◆ **EXERCISE DIRECTIONS**
Retype the listing that follows, exactly as written.

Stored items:
########

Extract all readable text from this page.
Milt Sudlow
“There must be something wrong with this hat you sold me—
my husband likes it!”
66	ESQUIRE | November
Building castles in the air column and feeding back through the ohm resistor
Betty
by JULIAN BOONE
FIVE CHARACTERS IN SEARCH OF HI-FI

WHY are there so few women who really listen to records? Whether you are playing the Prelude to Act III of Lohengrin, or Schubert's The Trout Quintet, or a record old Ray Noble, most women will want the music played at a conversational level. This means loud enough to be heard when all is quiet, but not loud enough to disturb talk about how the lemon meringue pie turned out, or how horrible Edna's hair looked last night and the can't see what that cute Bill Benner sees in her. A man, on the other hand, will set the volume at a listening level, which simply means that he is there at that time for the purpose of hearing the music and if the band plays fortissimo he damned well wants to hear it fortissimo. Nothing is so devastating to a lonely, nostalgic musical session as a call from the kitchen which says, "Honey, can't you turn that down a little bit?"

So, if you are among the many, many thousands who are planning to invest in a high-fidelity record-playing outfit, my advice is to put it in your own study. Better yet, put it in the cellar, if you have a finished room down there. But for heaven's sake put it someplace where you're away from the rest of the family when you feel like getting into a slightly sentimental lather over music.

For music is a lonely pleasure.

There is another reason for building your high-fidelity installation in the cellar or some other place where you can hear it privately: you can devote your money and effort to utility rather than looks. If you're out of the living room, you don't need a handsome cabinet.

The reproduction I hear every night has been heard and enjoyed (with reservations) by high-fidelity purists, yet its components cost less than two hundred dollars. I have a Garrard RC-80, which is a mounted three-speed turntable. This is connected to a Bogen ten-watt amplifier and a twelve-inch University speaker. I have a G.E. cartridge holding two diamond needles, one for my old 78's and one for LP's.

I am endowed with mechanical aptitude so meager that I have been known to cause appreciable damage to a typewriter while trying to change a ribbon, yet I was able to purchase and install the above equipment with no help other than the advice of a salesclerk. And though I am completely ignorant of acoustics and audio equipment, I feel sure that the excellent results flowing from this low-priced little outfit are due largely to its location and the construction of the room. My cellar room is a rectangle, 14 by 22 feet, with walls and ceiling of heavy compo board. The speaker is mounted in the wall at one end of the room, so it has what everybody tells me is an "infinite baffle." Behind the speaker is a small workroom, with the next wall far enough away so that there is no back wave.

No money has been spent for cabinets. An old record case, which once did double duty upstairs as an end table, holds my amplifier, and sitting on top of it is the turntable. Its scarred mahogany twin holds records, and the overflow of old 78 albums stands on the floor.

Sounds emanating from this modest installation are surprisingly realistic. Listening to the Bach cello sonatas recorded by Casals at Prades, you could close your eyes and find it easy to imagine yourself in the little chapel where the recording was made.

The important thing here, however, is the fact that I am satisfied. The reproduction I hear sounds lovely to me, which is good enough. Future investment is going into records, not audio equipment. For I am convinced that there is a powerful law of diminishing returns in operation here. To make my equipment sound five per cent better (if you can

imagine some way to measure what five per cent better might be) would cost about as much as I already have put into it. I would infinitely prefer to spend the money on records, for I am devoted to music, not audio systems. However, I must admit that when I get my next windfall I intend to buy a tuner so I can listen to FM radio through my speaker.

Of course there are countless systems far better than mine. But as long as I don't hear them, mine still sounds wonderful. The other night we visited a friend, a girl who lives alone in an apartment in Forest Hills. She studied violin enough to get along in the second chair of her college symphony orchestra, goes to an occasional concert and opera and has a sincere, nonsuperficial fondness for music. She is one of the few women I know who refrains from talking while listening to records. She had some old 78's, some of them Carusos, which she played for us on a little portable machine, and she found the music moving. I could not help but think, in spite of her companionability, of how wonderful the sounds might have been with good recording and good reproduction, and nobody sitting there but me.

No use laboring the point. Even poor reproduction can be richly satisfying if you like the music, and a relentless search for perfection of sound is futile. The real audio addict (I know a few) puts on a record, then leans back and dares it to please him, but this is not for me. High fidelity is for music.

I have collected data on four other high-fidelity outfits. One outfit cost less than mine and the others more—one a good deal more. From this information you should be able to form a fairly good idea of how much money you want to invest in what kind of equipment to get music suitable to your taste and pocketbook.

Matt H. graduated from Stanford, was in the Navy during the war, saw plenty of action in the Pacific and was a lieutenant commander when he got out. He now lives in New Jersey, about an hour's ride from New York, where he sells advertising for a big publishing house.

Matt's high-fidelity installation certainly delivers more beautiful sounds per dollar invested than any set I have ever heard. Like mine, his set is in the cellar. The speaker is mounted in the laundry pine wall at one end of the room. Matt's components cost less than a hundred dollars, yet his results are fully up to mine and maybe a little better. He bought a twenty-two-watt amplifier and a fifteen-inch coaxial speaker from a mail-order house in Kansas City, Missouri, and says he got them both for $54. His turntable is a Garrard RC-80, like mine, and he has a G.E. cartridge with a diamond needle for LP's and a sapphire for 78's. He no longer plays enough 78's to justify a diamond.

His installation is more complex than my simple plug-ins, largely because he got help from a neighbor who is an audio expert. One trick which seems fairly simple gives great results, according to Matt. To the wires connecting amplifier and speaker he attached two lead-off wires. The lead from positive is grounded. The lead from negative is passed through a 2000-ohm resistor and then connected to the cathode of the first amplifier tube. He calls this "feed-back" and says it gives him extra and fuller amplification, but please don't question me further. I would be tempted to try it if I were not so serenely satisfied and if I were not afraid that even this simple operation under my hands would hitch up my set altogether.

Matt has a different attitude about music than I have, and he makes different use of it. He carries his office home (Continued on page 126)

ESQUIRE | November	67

########

◆ **ANSWER TO THIS EXERCISE**
Extract all readable text from this page.
Milt Sudlow
“There must be something wrong with this hat you sold me—
my husband likes it!”
66	ESQUIRE | November
Building castles in the air column and feeding back through the ohm resistor
Betty
by JULIAN BOONE
FIVE CHARACTERS IN SEARCH OF HI-FI

WHY are there so few women who really listen to records? Whether you are playing the Prelude to Act III of Lohengrin, or Schubert's The Trout Quintet, or a record old Ray Noble, most women will want the music played at a conversational level. This means loud enough to be heard when all is quiet, but not loud enough to disturb talk about how the lemon meringue pie turned out, or how horrible Edna's hair looked last night and the can't see what that cute Bill Benner sees in her. A man, on the other hand, will set the volume at a listening level, which simply means that he is there at that time for the purpose of hearing the music and if the band plays fortissimo he damned well wants to hear it fortissimo. Nothing is so devastating to a lonely, nostalgic musical session as a call from the kitchen which says, "Honey, can't you turn that down a little bit?"

So, if you are among the many, many thousands who are planning to invest in a high-fidelity record-playing outfit, my advice is to put it in your own study. Better yet, put it in the cellar, if you have a finished room down there. But for heaven's sake put it someplace where you're away from the rest of the family when you feel like getting into a slightly sentimental lather over music.

For music is a lonely pleasure.

There is another reason for building your high-fidelity installation in the cellar or some other place where you can hear it privately: you can devote your money and effort to utility rather than looks. If you're out of the living room, you don't need a handsome cabinet.

The reproduction I hear every night has been heard and enjoyed (with reservations) by high-fidelity purists, yet its components cost less than two hundred dollars. I have a Garrard RC-80, which is a mounted three-speed turntable. This is connected to a Bogen ten-watt amplifier and a twelve-inch University speaker. I have a G.E. cartridge holding two diamond needles, one for my old 78's and one for LP's.

I am endowed with mechanical aptitude so meager that I have been known to cause appreciable damage to a typewriter while trying to change a ribbon, yet I was able to purchase and install the above equipment with no help other than the advice of a salesclerk. And though I am completely ignorant of acoustics and audio equipment, I feel sure that the excellent results flowing from this low-priced little outfit are due largely to its location and the construction of the room. My cellar room is a rectangle, 14 by 22 feet, with walls and ceiling of heavy compo board. The speaker is mounted in the wall at one end of the room, so it has what everybody tells me is an "infinite baffle." Behind the speaker is a small workroom, with the next wall far enough away so that there is no back wave.

No money has been spent for cabinets. An old record case, which once did double duty upstairs as an end table, holds my amplifier, and sitting on top of it is the turntable. Its scarred mahogany twin holds records, and the overflow of old 78 albums stands on the floor.

Sounds emanating from this modest installation are surprisingly realistic. Listening to the Bach cello sonatas recorded by Casals at Prades, you could close your eyes and find it easy to imagine yourself in the little chapel where the recording was made.

The important thing here, however, is the fact that I am satisfied. The reproduction I hear sounds lovely to me, which is good enough. Future investment is going into records, not audio equipment. For I am convinced that there is a powerful law of diminishing returns in operation here. To make my equipment sound five per cent better (if you can

imagine some way to measure what five per cent better might be) would cost about as much as I already have put into it. I would infinitely prefer to spend the money on records, for I am devoted to music, not audio systems. However, I must admit that when I get my next windfall I intend to buy a tuner so I can listen to FM radio through my speaker.

Of course there are countless systems far better than mine. But as long as I don't hear them, mine still sounds wonderful. The other night we visited a friend, a girl who lives alone in an apartment in Forest Hills. She studied violin enough to get along in the second chair of her college symphony orchestra, goes to an occasional concert and opera and has a sincere, nonsuperficial fondness for music. She is one of the few women I know who refrains from talking while listening to records. She had some old 78's, some of them Carusos, which she played for us on a little portable machine, and she found the music moving. I could not help but think, in spite of her companionability, of how wonderful the sounds might have been with good recording and good reproduction, and nobody sitting there but me.

No use laboring the point. Even poor reproduction can be richly satisfying if you like the music, and a relentless search for perfection of sound is futile. The real audio addict (I know a few) puts on a record, then leans back and dares it to please him, but this is not for me. High fidelity is for music.

I have collected data on four other high-fidelity outfits. One outfit cost less than mine and the others more—one a good deal more. From this information you should be able to form a fairly good idea of how much money you want to invest in what kind of equipment to get music suitable to your taste and pocketbook.

Matt H. graduated from Stanford, was in the Navy during the war, saw plenty of action in the Pacific and was a lieutenant commander when he got out. He now lives in New Jersey, about an hour's ride from New York, where he sells advertising for a big publishing house.

Matt's high-fidelity installation certainly delivers more beautiful sounds per dollar invested than any set I have ever heard. Like mine, his set is in the cellar. The speaker is mounted in the laundry pine wall at one end of the room. Matt's components cost less than a hundred dollars, yet his results are fully up to mine and maybe a little better. He bought a twenty-two-watt amplifier and a fifteen-inch coaxial speaker from a mail-order house in Kansas City, Missouri, and says he got them both for $54. His turntable is a Garrard RC-80, like mine, and he has a G.E. cartridge with a diamond needle for LP's and a sapphire for 78's. He no longer plays enough 78's to justify a diamond.

His installation is more complex than my simple plug-ins, largely because he got help from a neighbor who is an audio expert. One trick which seems fairly simple gives great results, according to Matt. To the wires connecting amplifier and speaker he attached two lead-off wires. The lead from positive is grounded. The lead from negative is passed through a 2000-ohm resistor and then connected to the cathode of the first amplifier tube. He calls this "feed-back" and says it gives him extra and fuller amplification, but please don't question me further. I would be tempted to try it if I were not so serenely satisfied and if I were not afraid that even this simple operation under my hands would hitch up my set altogether.

Matt has a different attitude about music than I have, and he makes different use of it. He carries his office home (Continued on page 126)

ESQUIRE | November	67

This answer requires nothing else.